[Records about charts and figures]
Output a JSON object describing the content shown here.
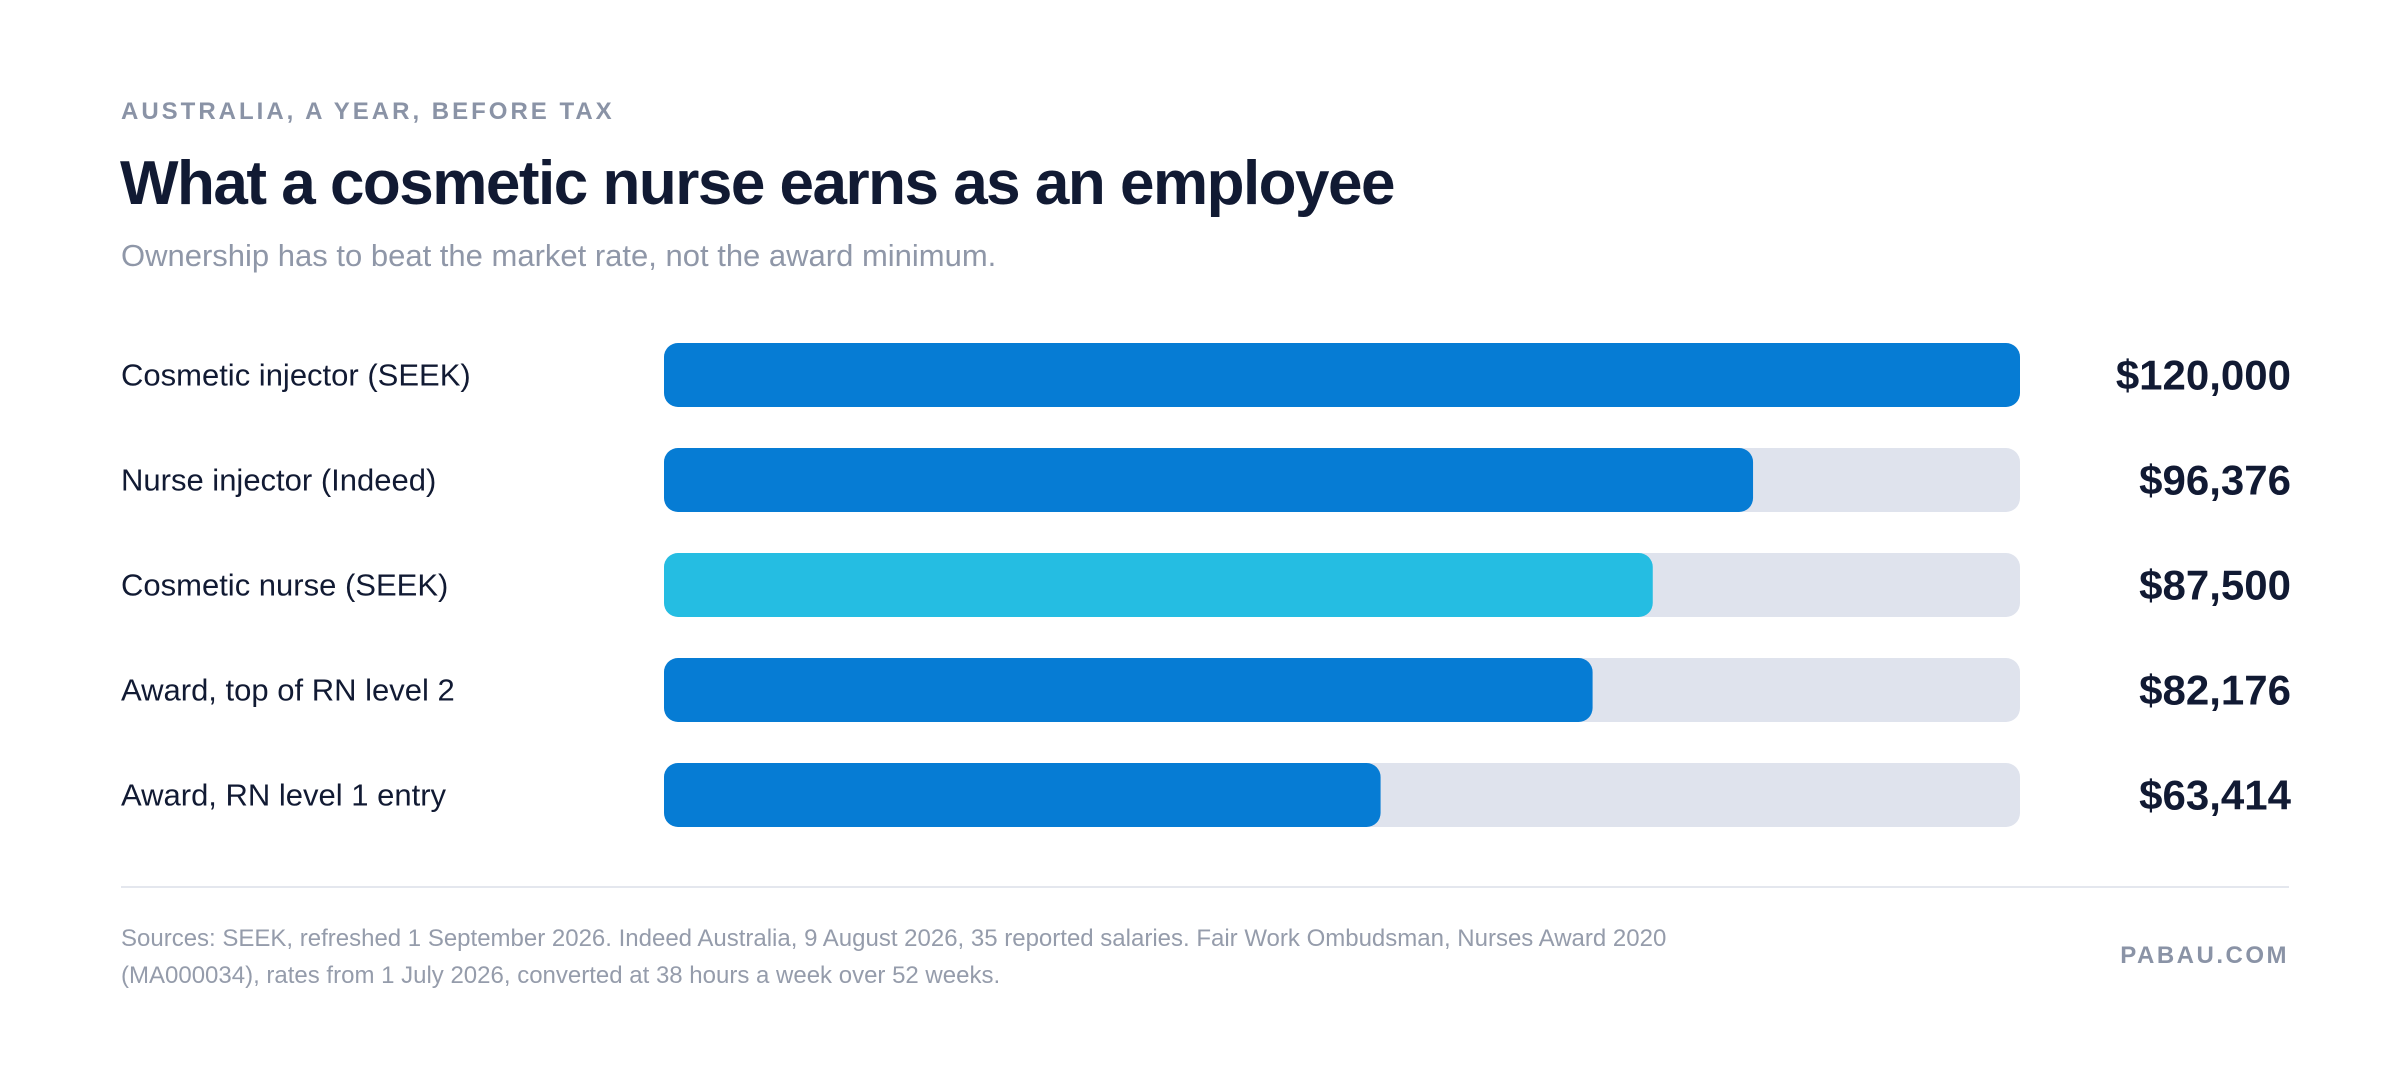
{
  "header": {
    "eyebrow": "AUSTRALIA, A YEAR, BEFORE TAX",
    "title": "What a cosmetic nurse earns as an employee",
    "subtitle": "Ownership has to beat the market rate, not the award minimum."
  },
  "chart_data": {
    "type": "bar",
    "orientation": "horizontal",
    "categories": [
      "Cosmetic injector (SEEK)",
      "Nurse injector (Indeed)",
      "Cosmetic nurse (SEEK)",
      "Award, top of RN level 2",
      "Award, RN level 1 entry"
    ],
    "values": [
      120000,
      96376,
      87500,
      82176,
      63414
    ],
    "value_labels": [
      "$120,000",
      "$96,376",
      "$87,500",
      "$82,176",
      "$63,414"
    ],
    "xlim": [
      0,
      120000
    ],
    "grid": false,
    "legend": "none",
    "colors": {
      "bar": "#067cd4",
      "highlight": "#25bde2",
      "track": "#dfe3ed"
    },
    "highlight_index": 2
  },
  "footer": {
    "sources": "Sources: SEEK, refreshed 1 September 2026. Indeed Australia, 9 August 2026, 35 reported salaries. Fair Work Ombudsman, Nurses Award 2020 (MA000034), rates from 1 July 2026, converted at 38 hours a week over 52 weeks.",
    "brand": "PABAU.COM"
  }
}
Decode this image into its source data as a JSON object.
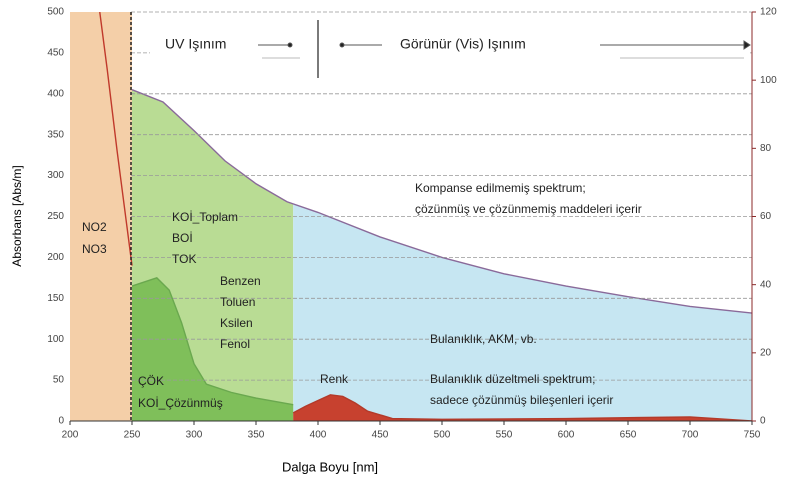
{
  "chart_data": {
    "type": "area",
    "xlabel": "Dalga Boyu [nm]",
    "ylabel": "Absorbans [Abs/m]",
    "xlim": [
      200,
      750
    ],
    "xticks": [
      200,
      250,
      300,
      350,
      400,
      450,
      500,
      550,
      600,
      650,
      700,
      750
    ],
    "ylim": [
      0,
      500
    ],
    "yticks": [
      0,
      50,
      100,
      150,
      200,
      250,
      300,
      350,
      400,
      450,
      500
    ],
    "y2lim": [
      0,
      120
    ],
    "y2ticks": [
      0,
      20,
      40,
      60,
      80,
      100,
      120
    ],
    "grid": true,
    "series": [
      {
        "color": "#8a6a9a",
        "fills": [
          "#b9dc94",
          "#c6e6f2"
        ],
        "fill_break": 380,
        "x": [
          250,
          275,
          300,
          325,
          350,
          375,
          400,
          450,
          500,
          550,
          600,
          650,
          700,
          750
        ],
        "values": [
          405,
          390,
          355,
          318,
          290,
          268,
          255,
          225,
          200,
          180,
          165,
          152,
          140,
          132
        ]
      },
      {
        "color": "#6aa84f",
        "fills": [
          "#7fbf5a"
        ],
        "x": [
          250,
          260,
          270,
          280,
          290,
          300,
          310,
          330,
          350,
          380
        ],
        "values": [
          165,
          170,
          175,
          160,
          120,
          70,
          45,
          35,
          28,
          20
        ]
      },
      {
        "color": "#b33a2a",
        "fills": [
          "#c7412f"
        ],
        "x": [
          380,
          390,
          400,
          410,
          420,
          430,
          440,
          460,
          500,
          600,
          700,
          750
        ],
        "values": [
          10,
          18,
          25,
          32,
          30,
          22,
          12,
          3,
          2,
          3,
          5,
          0
        ]
      },
      {
        "color": "#c0392b",
        "fills": [],
        "x": [
          224,
          230,
          238,
          244,
          250
        ],
        "values": [
          500,
          430,
          330,
          260,
          190
        ]
      }
    ],
    "annotations": [
      "UV Işınım",
      "Görünür (Vis) Işınım",
      "NO2",
      "NO3",
      "KOİ_Toplam",
      "BOİ",
      "TOK",
      "Benzen",
      "Toluen",
      "Ksilen",
      "Fenol",
      "ÇÖK",
      "KOİ_Çözünmüş",
      "Renk",
      "Kompanse edilmemiş spektrum;",
      "çözünmüş ve çözünmemiş maddeleri içerir",
      "Bulanıklık, AKM, vb.",
      "Bulanıklık düzeltmeli spektrum;",
      "sadece çözünmüş bileşenleri içerir"
    ]
  }
}
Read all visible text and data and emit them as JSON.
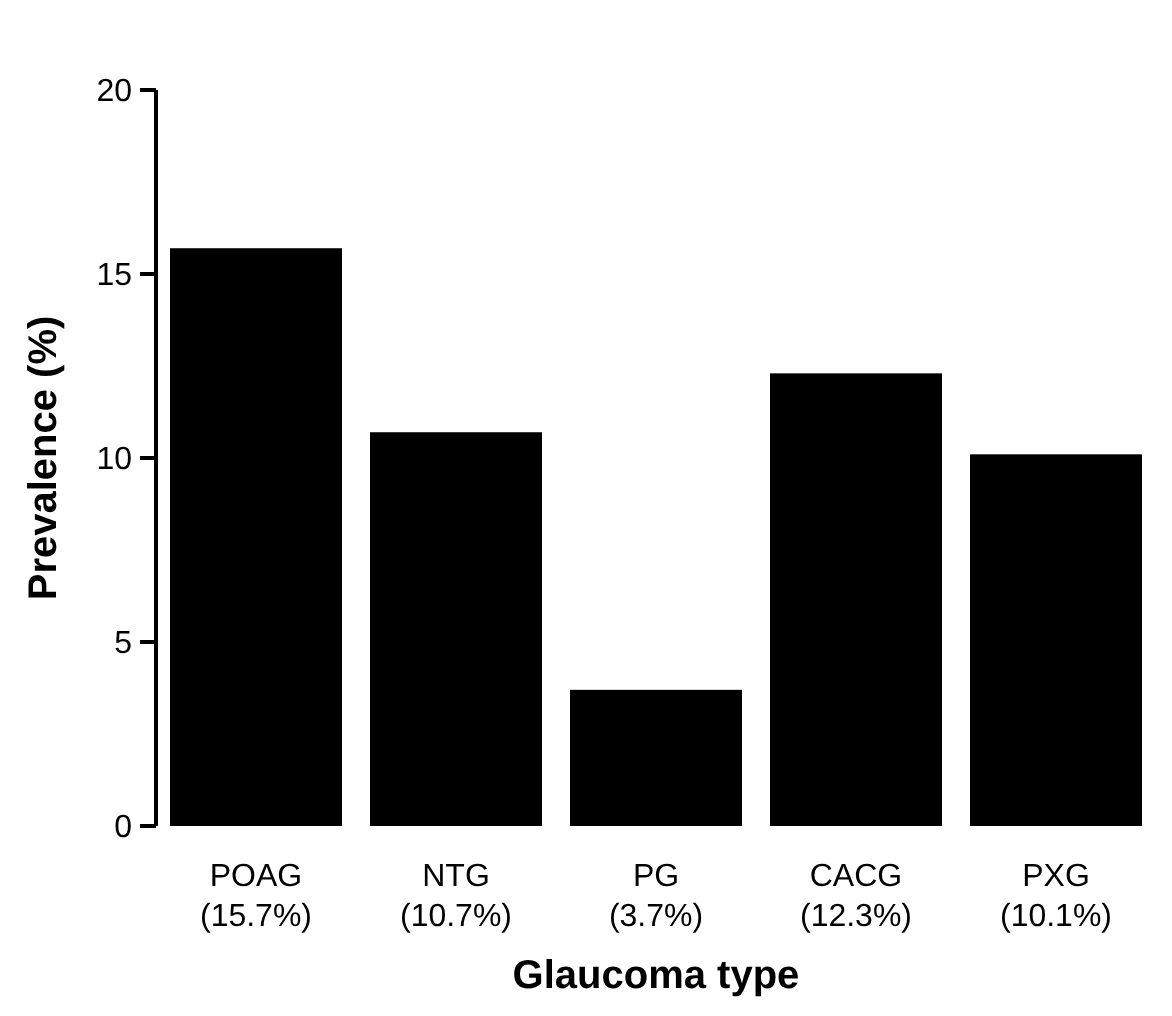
{
  "chart_data": {
    "type": "bar",
    "xlabel": "Glaucoma type",
    "ylabel": "Prevalence (%)",
    "categories": [
      "POAG\n(15.7%)",
      "NTG\n(10.7%)",
      "PG\n(3.7%)",
      "CACG\n(12.3%)",
      "PXG\n(10.1%)"
    ],
    "values": [
      15.7,
      10.7,
      3.7,
      12.3,
      10.1
    ],
    "color": "#000000",
    "ylim": [
      0,
      20
    ],
    "yticks": [
      0,
      5,
      10,
      15,
      20
    ],
    "grid": false
  }
}
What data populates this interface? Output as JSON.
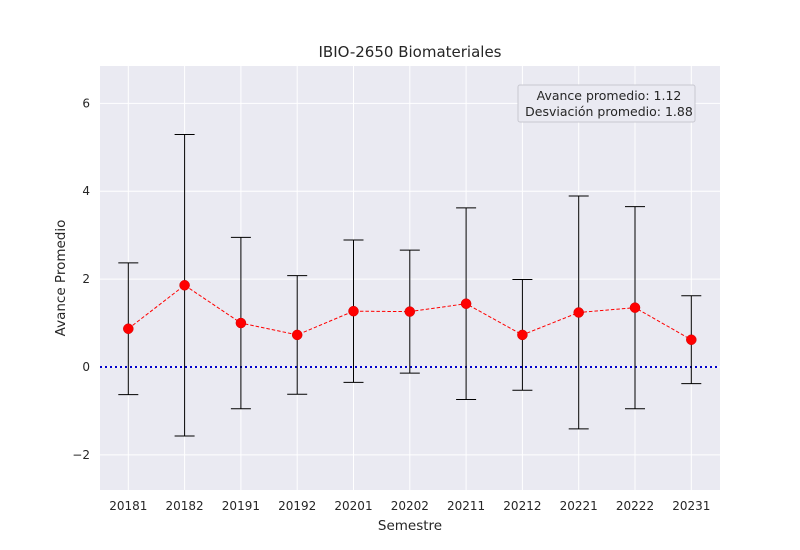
{
  "chart_data": {
    "type": "line",
    "title": "IBIO-2650 Biomateriales",
    "xlabel": "Semestre",
    "ylabel": "Avance Promedio",
    "categories": [
      "20181",
      "20182",
      "20191",
      "20192",
      "20201",
      "20202",
      "20211",
      "20212",
      "20221",
      "20222",
      "20231"
    ],
    "series": [
      {
        "values": [
          0.87,
          1.86,
          1.0,
          0.73,
          1.27,
          1.26,
          1.44,
          0.73,
          1.24,
          1.35,
          0.62
        ],
        "error": [
          1.5,
          3.43,
          1.95,
          1.35,
          1.62,
          1.4,
          2.18,
          1.26,
          2.65,
          2.3,
          1.0
        ],
        "color": "#ff0000",
        "line_style": "dashed",
        "marker": "circle",
        "errorbar_color": "#000000"
      }
    ],
    "reference_line": {
      "y": 0,
      "color": "#0000cc",
      "style": "dotted"
    },
    "ylim": [
      -2.8,
      6.85
    ],
    "yticks": [
      -2,
      0,
      2,
      4,
      6
    ],
    "ytick_labels": [
      "−2",
      "0",
      "2",
      "4",
      "6"
    ],
    "annotation": {
      "lines": [
        "Avance promedio: 1.12",
        "Desviación promedio: 1.88"
      ],
      "placement": "top-right"
    },
    "grid": true,
    "style": "seaborn-darkgrid",
    "plot_background": "#eaeaf2"
  }
}
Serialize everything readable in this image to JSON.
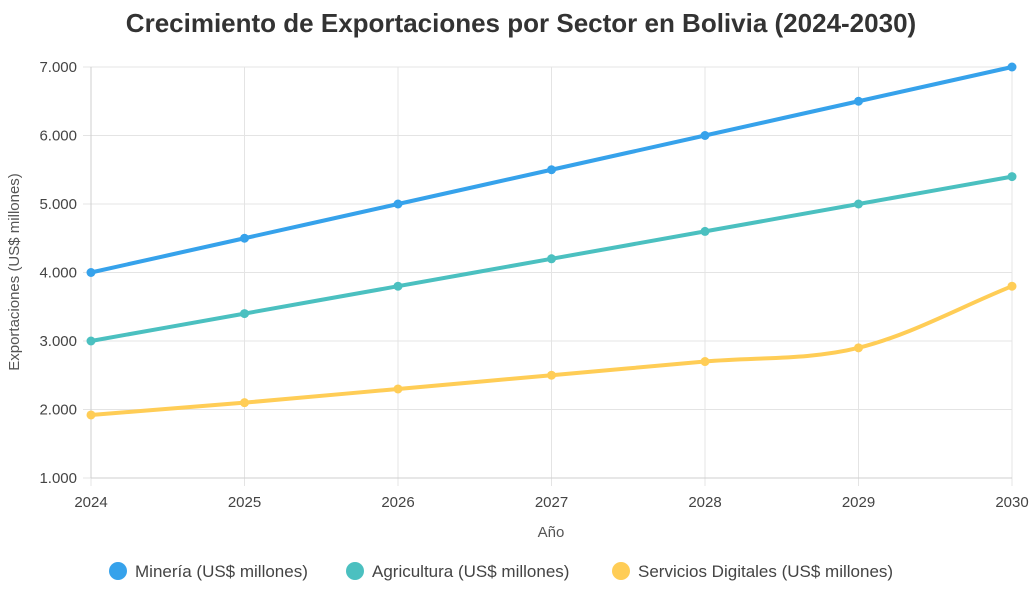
{
  "chart_data": {
    "type": "line",
    "title": "Crecimiento de Exportaciones por Sector en Bolivia (2024-2030)",
    "xlabel": "Año",
    "ylabel": "Exportaciones (US$ millones)",
    "x": [
      "2024",
      "2025",
      "2026",
      "2027",
      "2028",
      "2029",
      "2030"
    ],
    "ylim": [
      1000,
      7000
    ],
    "yticks": [
      1000,
      2000,
      3000,
      4000,
      5000,
      6000,
      7000
    ],
    "ytick_labels": [
      "1.000",
      "2.000",
      "3.000",
      "4.000",
      "5.000",
      "6.000",
      "7.000"
    ],
    "grid": true,
    "legend_position": "bottom",
    "series": [
      {
        "name": "Minería (US$ millones)",
        "color": "#36a2eb",
        "values": [
          4000,
          4500,
          5000,
          5500,
          6000,
          6500,
          7000
        ]
      },
      {
        "name": "Agricultura (US$ millones)",
        "color": "#4bc0c0",
        "values": [
          3000,
          3400,
          3800,
          4200,
          4600,
          5000,
          5400
        ]
      },
      {
        "name": "Servicios Digitales (US$ millones)",
        "color": "#ffcd56",
        "values": [
          1920,
          2100,
          2300,
          2500,
          2700,
          2900,
          3800
        ]
      }
    ]
  }
}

**Written problem:** Leave out the pictures and return every record word for word.

**Reply:**
Output a JSON object describing the content shown here.
{
  "header": {
    "eyebrow": "AUSTRALIA, A YEAR, BEFORE TAX",
    "title": "What a cosmetic nurse earns as an employee",
    "subtitle": "Ownership has to beat the market rate, not the award minimum."
  },
  "chart_data": {
    "type": "bar",
    "orientation": "horizontal",
    "categories": [
      "Cosmetic injector (SEEK)",
      "Nurse injector (Indeed)",
      "Cosmetic nurse (SEEK)",
      "Award, top of RN level 2",
      "Award, RN level 1 entry"
    ],
    "values": [
      120000,
      96376,
      87500,
      82176,
      63414
    ],
    "value_labels": [
      "$120,000",
      "$96,376",
      "$87,500",
      "$82,176",
      "$63,414"
    ],
    "xlim": [
      0,
      120000
    ],
    "grid": false,
    "legend": "none",
    "colors": {
      "bar": "#067cd4",
      "highlight": "#25bde2",
      "track": "#dfe3ed"
    },
    "highlight_index": 2
  },
  "footer": {
    "sources": "Sources: SEEK, refreshed 1 September 2026. Indeed Australia, 9 August 2026, 35 reported salaries. Fair Work Ombudsman, Nurses Award 2020 (MA000034), rates from 1 July 2026, converted at 38 hours a week over 52 weeks.",
    "brand": "PABAU.COM"
  }
}
Decode this image into its source data as a JSON object.
{
  "chart_data": {
    "type": "area",
    "xlabel": "Dalga Boyu [nm]",
    "ylabel": "Absorbans [Abs/m]",
    "xlim": [
      200,
      750
    ],
    "xticks": [
      200,
      250,
      300,
      350,
      400,
      450,
      500,
      550,
      600,
      650,
      700,
      750
    ],
    "ylim": [
      0,
      500
    ],
    "yticks": [
      0,
      50,
      100,
      150,
      200,
      250,
      300,
      350,
      400,
      450,
      500
    ],
    "y2lim": [
      0,
      120
    ],
    "y2ticks": [
      0,
      20,
      40,
      60,
      80,
      100,
      120
    ],
    "grid": true,
    "series": [
      {
        "color": "#8a6a9a",
        "fills": [
          "#b9dc94",
          "#c6e6f2"
        ],
        "fill_break": 380,
        "x": [
          250,
          275,
          300,
          325,
          350,
          375,
          400,
          450,
          500,
          550,
          600,
          650,
          700,
          750
        ],
        "values": [
          405,
          390,
          355,
          318,
          290,
          268,
          255,
          225,
          200,
          180,
          165,
          152,
          140,
          132
        ]
      },
      {
        "color": "#6aa84f",
        "fills": [
          "#7fbf5a"
        ],
        "x": [
          250,
          260,
          270,
          280,
          290,
          300,
          310,
          330,
          350,
          380
        ],
        "values": [
          165,
          170,
          175,
          160,
          120,
          70,
          45,
          35,
          28,
          20
        ]
      },
      {
        "color": "#b33a2a",
        "fills": [
          "#c7412f"
        ],
        "x": [
          380,
          390,
          400,
          410,
          420,
          430,
          440,
          460,
          500,
          600,
          700,
          750
        ],
        "values": [
          10,
          18,
          25,
          32,
          30,
          22,
          12,
          3,
          2,
          3,
          5,
          0
        ]
      },
      {
        "color": "#c0392b",
        "fills": [],
        "x": [
          224,
          230,
          238,
          244,
          250
        ],
        "values": [
          500,
          430,
          330,
          260,
          190
        ]
      }
    ],
    "annotations": [
      "UV Işınım",
      "Görünür (Vis) Işınım",
      "NO2",
      "NO3",
      "KOİ_Toplam",
      "BOİ",
      "TOK",
      "Benzen",
      "Toluen",
      "Ksilen",
      "Fenol",
      "ÇÖK",
      "KOİ_Çözünmüş",
      "Renk",
      "Kompanse edilmemiş spektrum;",
      "çözünmüş ve çözünmemiş maddeleri içerir",
      "Bulanıklık, AKM, vb.",
      "Bulanıklık düzeltmeli spektrum;",
      "sadece çözünmüş bileşenleri içerir"
    ]
  }
}
Read all visible text and data and emit them as JSON.
{
  "chart_data": {
    "type": "bar",
    "xlabel": "Glaucoma type",
    "ylabel": "Prevalence (%)",
    "categories": [
      "POAG\n(15.7%)",
      "NTG\n(10.7%)",
      "PG\n(3.7%)",
      "CACG\n(12.3%)",
      "PXG\n(10.1%)"
    ],
    "values": [
      15.7,
      10.7,
      3.7,
      12.3,
      10.1
    ],
    "color": "#000000",
    "ylim": [
      0,
      20
    ],
    "yticks": [
      0,
      5,
      10,
      15,
      20
    ],
    "grid": false
  }
}
What data populates this interface? Output as JSON.
{
  "chart_data": {
    "type": "line",
    "title": "IBIO-2650 Biomateriales",
    "xlabel": "Semestre",
    "ylabel": "Avance Promedio",
    "categories": [
      "20181",
      "20182",
      "20191",
      "20192",
      "20201",
      "20202",
      "20211",
      "20212",
      "20221",
      "20222",
      "20231"
    ],
    "series": [
      {
        "values": [
          0.87,
          1.86,
          1.0,
          0.73,
          1.27,
          1.26,
          1.44,
          0.73,
          1.24,
          1.35,
          0.62
        ],
        "error": [
          1.5,
          3.43,
          1.95,
          1.35,
          1.62,
          1.4,
          2.18,
          1.26,
          2.65,
          2.3,
          1.0
        ],
        "color": "#ff0000",
        "line_style": "dashed",
        "marker": "circle",
        "errorbar_color": "#000000"
      }
    ],
    "reference_line": {
      "y": 0,
      "color": "#0000cc",
      "style": "dotted"
    },
    "ylim": [
      -2.8,
      6.85
    ],
    "yticks": [
      -2,
      0,
      2,
      4,
      6
    ],
    "ytick_labels": [
      "−2",
      "0",
      "2",
      "4",
      "6"
    ],
    "annotation": {
      "lines": [
        "Avance promedio: 1.12",
        "Desviación promedio: 1.88"
      ],
      "placement": "top-right"
    },
    "grid": true,
    "style": "seaborn-darkgrid",
    "plot_background": "#eaeaf2"
  }
}
Serialize everything readable in this image to JSON.
{
  "chart_data": {
    "type": "line",
    "title": "Crecimiento de Exportaciones por Sector en Bolivia (2024-2030)",
    "xlabel": "Año",
    "ylabel": "Exportaciones (US$ millones)",
    "x": [
      "2024",
      "2025",
      "2026",
      "2027",
      "2028",
      "2029",
      "2030"
    ],
    "ylim": [
      1000,
      7000
    ],
    "yticks": [
      1000,
      2000,
      3000,
      4000,
      5000,
      6000,
      7000
    ],
    "ytick_labels": [
      "1.000",
      "2.000",
      "3.000",
      "4.000",
      "5.000",
      "6.000",
      "7.000"
    ],
    "grid": true,
    "legend_position": "bottom",
    "series": [
      {
        "name": "Minería (US$ millones)",
        "color": "#36a2eb",
        "values": [
          4000,
          4500,
          5000,
          5500,
          6000,
          6500,
          7000
        ]
      },
      {
        "name": "Agricultura (US$ millones)",
        "color": "#4bc0c0",
        "values": [
          3000,
          3400,
          3800,
          4200,
          4600,
          5000,
          5400
        ]
      },
      {
        "name": "Servicios Digitales (US$ millones)",
        "color": "#ffcd56",
        "values": [
          1920,
          2100,
          2300,
          2500,
          2700,
          2900,
          3800
        ]
      }
    ]
  }
}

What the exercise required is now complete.